Give the count of lines holding the string "Nord" and nothing else.

[Records that describe figures]
------------------------------------
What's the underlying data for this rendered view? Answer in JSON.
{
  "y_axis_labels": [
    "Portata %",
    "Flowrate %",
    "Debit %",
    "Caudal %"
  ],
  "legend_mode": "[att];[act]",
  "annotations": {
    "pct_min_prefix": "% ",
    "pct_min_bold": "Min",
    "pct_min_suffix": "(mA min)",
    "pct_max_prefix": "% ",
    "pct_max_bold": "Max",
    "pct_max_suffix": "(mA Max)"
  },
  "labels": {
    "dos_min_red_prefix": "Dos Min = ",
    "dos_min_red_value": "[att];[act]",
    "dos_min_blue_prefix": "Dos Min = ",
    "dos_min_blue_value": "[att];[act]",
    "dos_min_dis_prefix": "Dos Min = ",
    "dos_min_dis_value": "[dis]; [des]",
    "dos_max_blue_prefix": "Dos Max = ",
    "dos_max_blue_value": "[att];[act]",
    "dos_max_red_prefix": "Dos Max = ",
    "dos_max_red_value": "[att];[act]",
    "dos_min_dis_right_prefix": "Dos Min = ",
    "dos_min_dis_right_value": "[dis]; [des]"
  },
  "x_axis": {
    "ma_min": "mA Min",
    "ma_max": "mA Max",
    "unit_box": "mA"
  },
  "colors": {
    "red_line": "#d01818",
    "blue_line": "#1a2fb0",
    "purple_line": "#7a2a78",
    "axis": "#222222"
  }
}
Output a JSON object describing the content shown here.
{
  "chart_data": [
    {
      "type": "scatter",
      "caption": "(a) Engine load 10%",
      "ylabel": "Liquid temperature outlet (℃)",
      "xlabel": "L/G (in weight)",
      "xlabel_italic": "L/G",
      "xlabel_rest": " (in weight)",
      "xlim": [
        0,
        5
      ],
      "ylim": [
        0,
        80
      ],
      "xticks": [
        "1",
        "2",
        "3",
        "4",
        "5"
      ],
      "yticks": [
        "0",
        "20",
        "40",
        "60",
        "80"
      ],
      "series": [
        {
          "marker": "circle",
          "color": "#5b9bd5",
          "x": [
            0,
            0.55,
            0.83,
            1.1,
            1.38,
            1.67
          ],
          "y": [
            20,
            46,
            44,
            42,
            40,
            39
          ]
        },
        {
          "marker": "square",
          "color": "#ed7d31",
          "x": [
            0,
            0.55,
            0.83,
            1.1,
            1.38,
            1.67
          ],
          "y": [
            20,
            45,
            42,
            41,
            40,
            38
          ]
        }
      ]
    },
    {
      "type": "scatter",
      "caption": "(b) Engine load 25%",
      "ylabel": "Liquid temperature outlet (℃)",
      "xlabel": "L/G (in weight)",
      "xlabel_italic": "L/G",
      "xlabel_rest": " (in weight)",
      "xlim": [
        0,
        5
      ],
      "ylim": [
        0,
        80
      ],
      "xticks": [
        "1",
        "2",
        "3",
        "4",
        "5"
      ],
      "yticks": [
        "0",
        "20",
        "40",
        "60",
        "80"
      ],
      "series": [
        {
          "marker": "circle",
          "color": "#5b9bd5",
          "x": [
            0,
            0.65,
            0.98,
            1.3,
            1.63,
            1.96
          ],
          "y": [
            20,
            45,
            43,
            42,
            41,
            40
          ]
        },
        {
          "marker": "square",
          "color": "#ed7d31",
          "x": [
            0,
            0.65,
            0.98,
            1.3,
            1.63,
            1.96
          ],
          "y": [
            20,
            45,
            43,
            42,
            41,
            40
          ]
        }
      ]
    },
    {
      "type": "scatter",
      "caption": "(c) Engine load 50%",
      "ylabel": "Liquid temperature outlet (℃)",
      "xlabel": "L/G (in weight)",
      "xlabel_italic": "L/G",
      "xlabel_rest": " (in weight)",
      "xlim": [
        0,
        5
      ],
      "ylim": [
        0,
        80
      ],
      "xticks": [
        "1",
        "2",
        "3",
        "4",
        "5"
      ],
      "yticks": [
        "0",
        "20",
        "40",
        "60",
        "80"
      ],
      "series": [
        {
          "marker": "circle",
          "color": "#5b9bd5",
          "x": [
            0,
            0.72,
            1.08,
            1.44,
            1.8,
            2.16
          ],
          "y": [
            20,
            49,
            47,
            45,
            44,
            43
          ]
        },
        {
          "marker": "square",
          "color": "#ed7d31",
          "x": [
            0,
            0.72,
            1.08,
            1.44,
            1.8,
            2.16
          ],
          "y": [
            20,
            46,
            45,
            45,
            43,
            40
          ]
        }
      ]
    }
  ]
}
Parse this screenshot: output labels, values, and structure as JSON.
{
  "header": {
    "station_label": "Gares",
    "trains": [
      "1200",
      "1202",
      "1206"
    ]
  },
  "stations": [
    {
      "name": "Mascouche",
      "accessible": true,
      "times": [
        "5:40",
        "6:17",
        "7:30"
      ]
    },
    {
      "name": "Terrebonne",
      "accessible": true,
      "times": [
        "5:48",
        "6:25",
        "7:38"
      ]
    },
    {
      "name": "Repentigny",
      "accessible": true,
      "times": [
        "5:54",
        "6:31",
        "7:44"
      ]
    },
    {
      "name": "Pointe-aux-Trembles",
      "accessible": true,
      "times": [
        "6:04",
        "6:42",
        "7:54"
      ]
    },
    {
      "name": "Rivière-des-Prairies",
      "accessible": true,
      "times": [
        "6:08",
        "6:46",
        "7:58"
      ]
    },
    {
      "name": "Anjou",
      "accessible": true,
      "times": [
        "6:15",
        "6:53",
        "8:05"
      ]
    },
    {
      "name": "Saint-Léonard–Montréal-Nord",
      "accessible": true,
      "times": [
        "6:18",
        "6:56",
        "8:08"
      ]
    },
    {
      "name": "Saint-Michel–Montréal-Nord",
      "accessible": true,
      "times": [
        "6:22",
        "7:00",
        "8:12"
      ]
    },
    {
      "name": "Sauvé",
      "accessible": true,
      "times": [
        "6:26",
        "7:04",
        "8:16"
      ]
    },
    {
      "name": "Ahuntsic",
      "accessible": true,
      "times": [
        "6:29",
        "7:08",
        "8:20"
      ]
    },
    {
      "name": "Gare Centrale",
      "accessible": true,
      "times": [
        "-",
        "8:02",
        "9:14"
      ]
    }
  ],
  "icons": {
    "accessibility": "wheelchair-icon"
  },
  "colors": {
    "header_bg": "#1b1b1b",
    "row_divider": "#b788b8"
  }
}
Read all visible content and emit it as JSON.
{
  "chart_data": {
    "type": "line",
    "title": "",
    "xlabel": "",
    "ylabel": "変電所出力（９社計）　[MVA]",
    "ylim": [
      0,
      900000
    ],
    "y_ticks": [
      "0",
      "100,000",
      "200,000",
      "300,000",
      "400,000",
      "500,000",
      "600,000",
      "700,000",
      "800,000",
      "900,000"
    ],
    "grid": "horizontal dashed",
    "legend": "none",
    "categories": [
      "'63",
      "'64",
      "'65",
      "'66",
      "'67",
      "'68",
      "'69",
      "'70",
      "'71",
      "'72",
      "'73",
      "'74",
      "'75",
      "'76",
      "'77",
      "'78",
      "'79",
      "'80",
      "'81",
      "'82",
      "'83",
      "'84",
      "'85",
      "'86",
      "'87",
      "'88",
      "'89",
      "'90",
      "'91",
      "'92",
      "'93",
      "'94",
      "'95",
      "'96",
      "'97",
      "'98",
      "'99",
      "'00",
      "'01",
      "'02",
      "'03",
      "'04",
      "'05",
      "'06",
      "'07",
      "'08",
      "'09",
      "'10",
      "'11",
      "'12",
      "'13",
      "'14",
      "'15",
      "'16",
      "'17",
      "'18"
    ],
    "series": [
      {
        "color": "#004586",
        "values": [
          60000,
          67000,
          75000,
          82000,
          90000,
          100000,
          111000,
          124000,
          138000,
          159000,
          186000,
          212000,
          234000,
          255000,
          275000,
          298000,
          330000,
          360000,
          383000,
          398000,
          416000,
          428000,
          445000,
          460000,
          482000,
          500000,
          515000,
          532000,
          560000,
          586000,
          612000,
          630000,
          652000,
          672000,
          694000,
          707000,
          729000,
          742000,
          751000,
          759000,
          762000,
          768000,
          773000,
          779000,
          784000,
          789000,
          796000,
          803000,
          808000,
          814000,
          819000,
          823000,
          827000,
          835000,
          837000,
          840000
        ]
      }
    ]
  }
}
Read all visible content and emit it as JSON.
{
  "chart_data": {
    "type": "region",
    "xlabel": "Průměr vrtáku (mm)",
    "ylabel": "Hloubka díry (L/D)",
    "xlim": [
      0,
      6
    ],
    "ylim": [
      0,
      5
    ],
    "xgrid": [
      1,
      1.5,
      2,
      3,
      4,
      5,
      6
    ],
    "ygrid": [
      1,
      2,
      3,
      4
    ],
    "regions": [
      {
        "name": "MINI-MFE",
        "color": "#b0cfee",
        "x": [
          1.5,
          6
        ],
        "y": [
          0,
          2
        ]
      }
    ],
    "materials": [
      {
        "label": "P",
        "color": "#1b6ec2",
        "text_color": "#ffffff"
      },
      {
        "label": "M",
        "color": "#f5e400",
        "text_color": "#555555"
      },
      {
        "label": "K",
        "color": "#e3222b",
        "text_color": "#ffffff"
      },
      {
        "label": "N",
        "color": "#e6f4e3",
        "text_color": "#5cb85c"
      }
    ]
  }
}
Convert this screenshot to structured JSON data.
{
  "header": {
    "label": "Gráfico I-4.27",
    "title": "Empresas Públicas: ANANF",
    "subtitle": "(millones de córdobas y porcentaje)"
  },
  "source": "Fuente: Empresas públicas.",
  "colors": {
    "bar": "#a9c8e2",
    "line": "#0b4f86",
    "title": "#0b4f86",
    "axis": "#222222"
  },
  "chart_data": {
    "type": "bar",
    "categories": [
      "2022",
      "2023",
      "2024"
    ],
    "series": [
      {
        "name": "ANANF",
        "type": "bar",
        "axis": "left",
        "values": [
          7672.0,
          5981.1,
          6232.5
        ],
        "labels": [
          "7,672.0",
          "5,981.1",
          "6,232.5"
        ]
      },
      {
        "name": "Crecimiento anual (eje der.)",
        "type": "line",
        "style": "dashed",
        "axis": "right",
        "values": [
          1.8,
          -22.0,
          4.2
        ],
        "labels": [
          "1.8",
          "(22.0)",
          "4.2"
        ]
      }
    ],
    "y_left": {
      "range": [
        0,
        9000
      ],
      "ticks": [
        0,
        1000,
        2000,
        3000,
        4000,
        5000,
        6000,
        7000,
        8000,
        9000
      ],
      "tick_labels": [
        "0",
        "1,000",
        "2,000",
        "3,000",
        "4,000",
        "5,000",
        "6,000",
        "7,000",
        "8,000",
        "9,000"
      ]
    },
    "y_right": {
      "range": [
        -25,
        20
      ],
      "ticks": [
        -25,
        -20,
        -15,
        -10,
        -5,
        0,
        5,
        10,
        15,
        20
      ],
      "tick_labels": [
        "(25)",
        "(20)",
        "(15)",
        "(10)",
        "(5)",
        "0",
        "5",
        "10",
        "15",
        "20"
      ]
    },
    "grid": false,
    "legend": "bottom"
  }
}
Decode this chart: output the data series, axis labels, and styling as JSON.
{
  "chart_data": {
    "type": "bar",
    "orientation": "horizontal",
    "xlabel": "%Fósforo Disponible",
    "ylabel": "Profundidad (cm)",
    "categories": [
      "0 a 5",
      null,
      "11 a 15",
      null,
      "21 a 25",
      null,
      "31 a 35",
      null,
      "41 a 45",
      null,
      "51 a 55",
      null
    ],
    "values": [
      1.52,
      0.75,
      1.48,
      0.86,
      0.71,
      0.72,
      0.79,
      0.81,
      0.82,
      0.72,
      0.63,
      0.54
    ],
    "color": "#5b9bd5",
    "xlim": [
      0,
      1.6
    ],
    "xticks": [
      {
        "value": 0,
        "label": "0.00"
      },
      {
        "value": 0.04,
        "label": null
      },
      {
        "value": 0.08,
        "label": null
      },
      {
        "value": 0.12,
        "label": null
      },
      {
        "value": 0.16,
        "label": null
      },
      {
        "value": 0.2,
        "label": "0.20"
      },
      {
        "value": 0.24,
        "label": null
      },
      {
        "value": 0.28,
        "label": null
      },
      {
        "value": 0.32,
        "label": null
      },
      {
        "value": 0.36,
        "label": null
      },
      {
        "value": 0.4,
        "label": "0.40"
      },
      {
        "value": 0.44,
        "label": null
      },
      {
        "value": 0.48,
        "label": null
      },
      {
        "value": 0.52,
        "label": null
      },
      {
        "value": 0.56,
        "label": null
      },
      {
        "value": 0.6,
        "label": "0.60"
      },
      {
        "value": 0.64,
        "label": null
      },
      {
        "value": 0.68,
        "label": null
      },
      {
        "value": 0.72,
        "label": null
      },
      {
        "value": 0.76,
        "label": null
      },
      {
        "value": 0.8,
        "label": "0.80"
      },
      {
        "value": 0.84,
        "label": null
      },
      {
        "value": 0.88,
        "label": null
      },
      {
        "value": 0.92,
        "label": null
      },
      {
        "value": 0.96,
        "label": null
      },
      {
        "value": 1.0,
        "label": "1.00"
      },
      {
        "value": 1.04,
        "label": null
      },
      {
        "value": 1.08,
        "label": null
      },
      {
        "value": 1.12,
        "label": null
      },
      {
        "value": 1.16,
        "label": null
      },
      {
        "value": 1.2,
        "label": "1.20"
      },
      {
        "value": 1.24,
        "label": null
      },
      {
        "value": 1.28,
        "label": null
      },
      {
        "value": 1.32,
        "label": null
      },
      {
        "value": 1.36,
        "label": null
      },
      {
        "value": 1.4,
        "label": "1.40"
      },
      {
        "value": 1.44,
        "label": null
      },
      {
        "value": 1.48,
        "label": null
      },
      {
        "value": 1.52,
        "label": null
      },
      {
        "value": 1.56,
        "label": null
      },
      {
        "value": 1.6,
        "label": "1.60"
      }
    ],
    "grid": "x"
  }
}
------------------------------------
- _Full output_:
2